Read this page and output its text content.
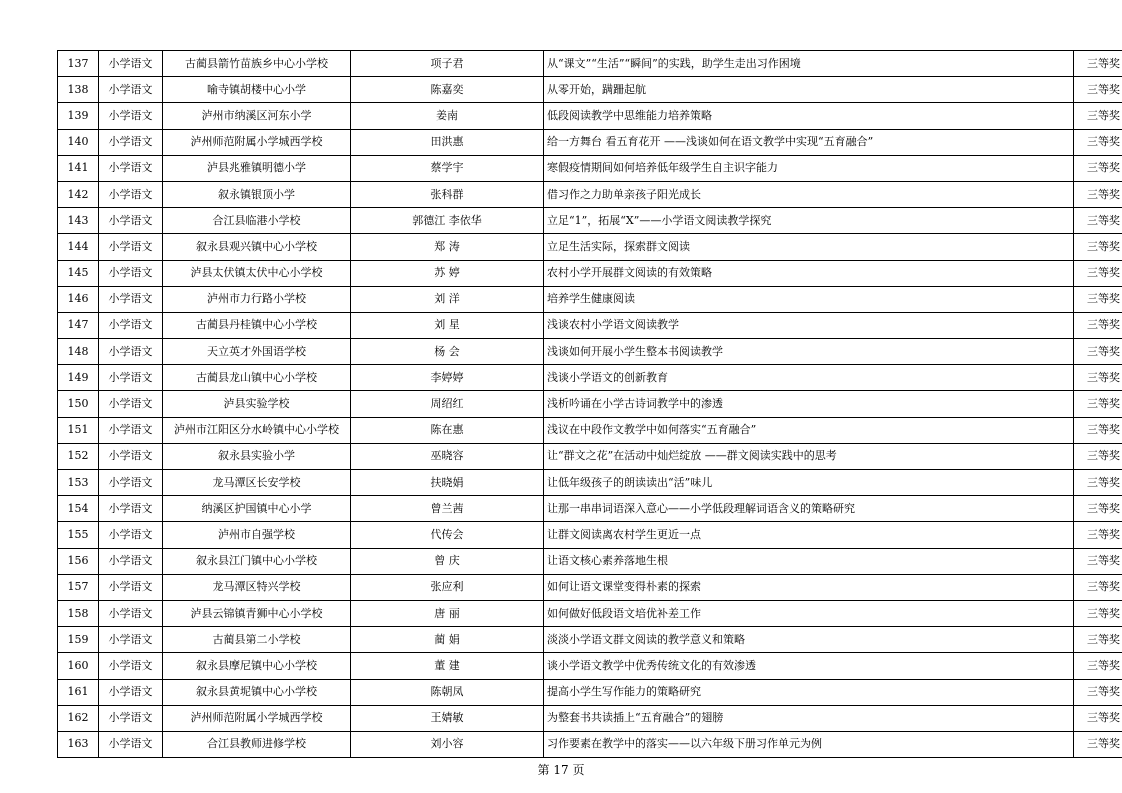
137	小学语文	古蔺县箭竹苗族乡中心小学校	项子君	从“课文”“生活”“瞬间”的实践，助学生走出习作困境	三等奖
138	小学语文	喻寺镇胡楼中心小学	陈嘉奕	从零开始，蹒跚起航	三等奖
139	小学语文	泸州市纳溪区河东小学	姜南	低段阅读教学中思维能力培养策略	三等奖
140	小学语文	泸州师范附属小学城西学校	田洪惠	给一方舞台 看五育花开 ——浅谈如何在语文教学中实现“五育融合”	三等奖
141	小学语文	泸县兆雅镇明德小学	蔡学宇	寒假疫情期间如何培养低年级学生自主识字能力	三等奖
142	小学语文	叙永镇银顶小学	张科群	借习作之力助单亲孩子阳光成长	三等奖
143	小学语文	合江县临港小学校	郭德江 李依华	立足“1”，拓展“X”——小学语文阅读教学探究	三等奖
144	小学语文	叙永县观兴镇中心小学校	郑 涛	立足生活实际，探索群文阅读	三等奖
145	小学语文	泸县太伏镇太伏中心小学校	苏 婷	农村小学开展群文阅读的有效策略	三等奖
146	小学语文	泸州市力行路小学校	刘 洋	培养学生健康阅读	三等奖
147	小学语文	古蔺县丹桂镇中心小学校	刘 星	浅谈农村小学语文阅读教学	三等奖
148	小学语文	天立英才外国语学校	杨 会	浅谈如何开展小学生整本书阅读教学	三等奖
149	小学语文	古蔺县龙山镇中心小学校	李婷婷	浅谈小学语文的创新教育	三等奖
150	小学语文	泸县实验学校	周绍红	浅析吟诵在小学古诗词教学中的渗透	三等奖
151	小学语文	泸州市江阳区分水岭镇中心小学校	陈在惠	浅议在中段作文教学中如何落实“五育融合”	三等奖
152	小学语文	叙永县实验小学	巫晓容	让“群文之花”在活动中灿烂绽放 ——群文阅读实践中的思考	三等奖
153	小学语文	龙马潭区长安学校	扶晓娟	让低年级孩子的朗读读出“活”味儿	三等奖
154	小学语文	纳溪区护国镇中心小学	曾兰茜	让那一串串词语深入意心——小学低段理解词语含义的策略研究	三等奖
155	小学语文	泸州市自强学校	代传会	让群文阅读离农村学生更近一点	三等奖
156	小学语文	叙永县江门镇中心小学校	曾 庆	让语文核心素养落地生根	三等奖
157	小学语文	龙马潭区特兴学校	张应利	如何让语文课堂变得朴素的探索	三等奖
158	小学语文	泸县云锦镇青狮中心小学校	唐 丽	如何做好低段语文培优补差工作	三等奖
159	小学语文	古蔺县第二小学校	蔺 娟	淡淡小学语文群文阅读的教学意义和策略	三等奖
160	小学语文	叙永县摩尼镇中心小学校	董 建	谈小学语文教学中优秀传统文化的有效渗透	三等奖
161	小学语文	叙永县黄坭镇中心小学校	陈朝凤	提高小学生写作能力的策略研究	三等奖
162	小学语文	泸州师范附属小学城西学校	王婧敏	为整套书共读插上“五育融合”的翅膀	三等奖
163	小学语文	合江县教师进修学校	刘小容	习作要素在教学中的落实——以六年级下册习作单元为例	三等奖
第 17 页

---

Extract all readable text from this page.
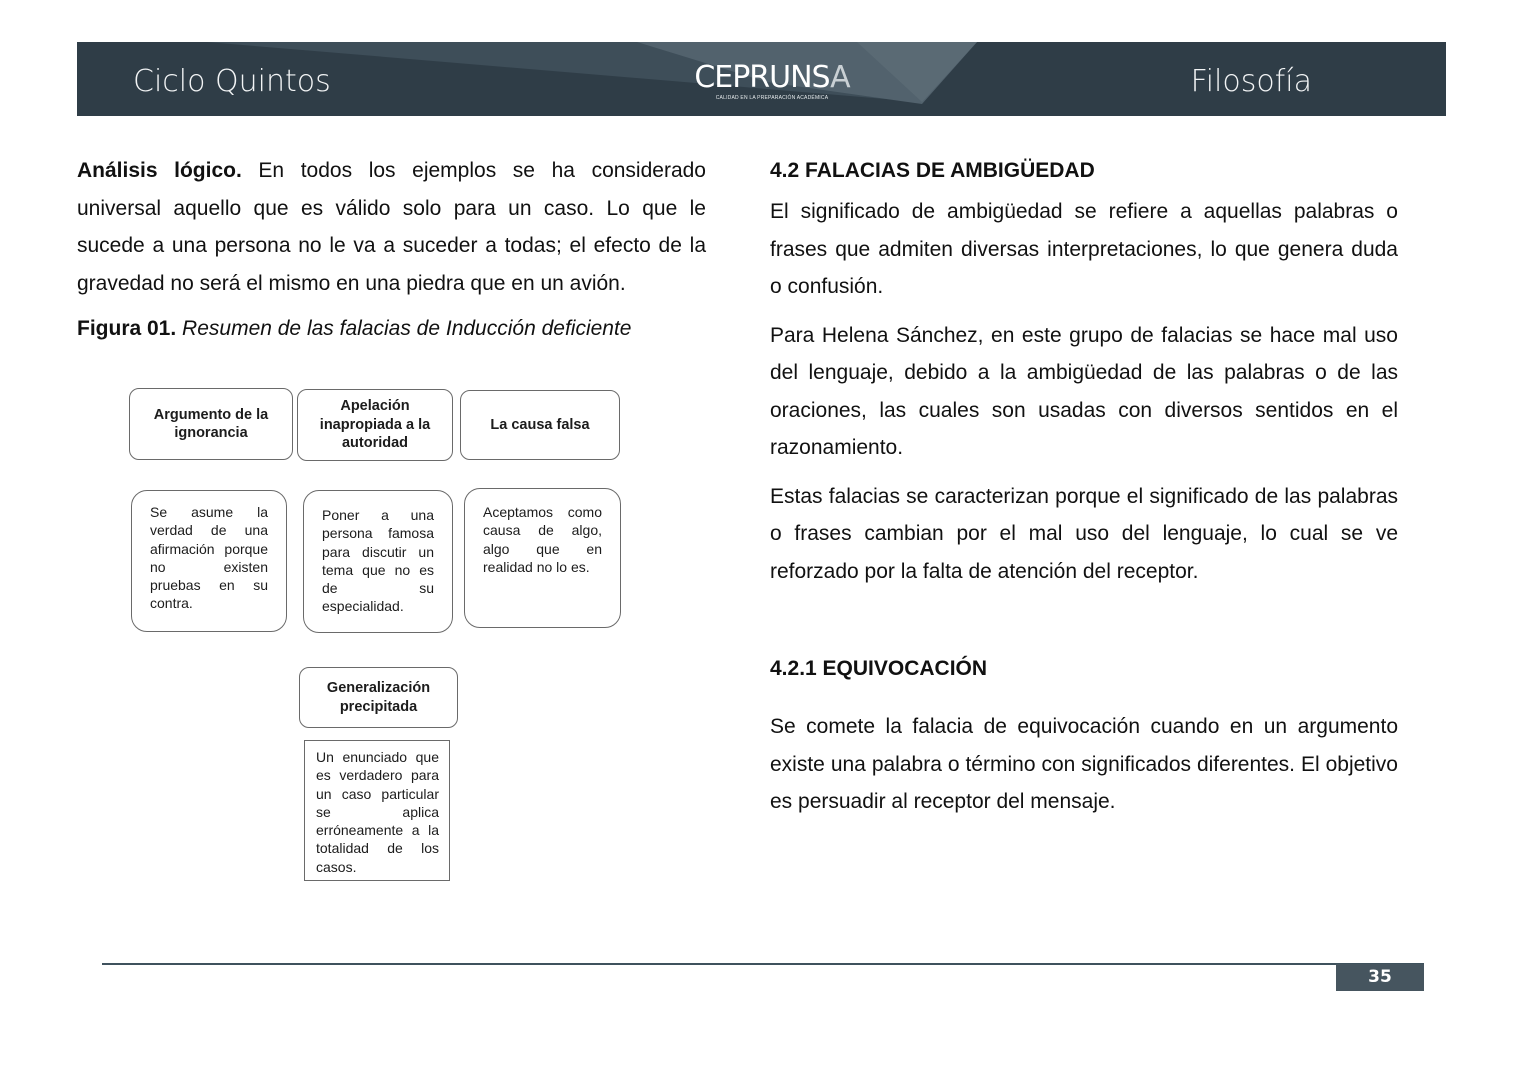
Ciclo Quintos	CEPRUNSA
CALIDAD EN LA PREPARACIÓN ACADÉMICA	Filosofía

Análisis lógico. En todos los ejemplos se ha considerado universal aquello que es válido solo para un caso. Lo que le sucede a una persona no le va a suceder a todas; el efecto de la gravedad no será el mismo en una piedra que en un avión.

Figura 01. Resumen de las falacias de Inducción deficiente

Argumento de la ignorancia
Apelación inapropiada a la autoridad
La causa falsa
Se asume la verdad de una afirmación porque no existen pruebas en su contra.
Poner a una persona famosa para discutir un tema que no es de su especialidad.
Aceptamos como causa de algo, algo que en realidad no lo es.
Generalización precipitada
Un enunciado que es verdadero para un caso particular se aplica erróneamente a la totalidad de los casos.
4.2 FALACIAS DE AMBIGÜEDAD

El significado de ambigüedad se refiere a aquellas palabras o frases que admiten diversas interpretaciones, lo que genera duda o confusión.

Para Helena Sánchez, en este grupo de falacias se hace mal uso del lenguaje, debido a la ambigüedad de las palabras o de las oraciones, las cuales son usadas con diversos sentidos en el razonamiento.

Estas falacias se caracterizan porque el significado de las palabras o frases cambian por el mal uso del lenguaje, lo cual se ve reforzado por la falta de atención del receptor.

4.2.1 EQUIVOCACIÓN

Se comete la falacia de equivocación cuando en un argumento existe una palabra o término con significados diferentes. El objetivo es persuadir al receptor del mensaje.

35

---

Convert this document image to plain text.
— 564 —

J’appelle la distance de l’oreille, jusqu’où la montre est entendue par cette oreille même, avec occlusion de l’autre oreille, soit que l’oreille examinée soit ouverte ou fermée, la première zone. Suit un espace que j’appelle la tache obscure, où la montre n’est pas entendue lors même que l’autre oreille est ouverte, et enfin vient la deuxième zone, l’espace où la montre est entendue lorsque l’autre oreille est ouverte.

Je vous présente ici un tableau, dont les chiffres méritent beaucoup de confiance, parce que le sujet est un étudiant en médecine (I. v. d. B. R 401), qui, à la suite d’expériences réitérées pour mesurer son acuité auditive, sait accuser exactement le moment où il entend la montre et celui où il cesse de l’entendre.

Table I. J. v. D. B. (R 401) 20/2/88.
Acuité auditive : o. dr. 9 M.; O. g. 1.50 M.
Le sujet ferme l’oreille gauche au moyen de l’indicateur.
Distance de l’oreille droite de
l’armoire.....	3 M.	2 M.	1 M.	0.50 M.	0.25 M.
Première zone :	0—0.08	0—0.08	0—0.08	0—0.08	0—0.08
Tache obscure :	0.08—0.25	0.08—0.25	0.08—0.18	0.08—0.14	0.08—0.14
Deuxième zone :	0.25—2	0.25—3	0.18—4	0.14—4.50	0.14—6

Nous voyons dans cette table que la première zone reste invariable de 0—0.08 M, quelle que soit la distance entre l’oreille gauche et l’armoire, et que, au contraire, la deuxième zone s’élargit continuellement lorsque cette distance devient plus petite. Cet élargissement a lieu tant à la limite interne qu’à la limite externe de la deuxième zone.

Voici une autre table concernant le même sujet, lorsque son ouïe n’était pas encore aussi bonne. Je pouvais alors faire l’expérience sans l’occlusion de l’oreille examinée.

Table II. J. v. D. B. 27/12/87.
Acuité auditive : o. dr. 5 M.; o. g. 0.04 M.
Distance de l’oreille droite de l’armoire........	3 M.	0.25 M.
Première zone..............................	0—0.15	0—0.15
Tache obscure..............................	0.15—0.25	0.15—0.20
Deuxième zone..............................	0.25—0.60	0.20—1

• [The request]:
Give only the count of lines in the data that include the string "泸州师范附属小学城西学校".

• [Full solution]:
2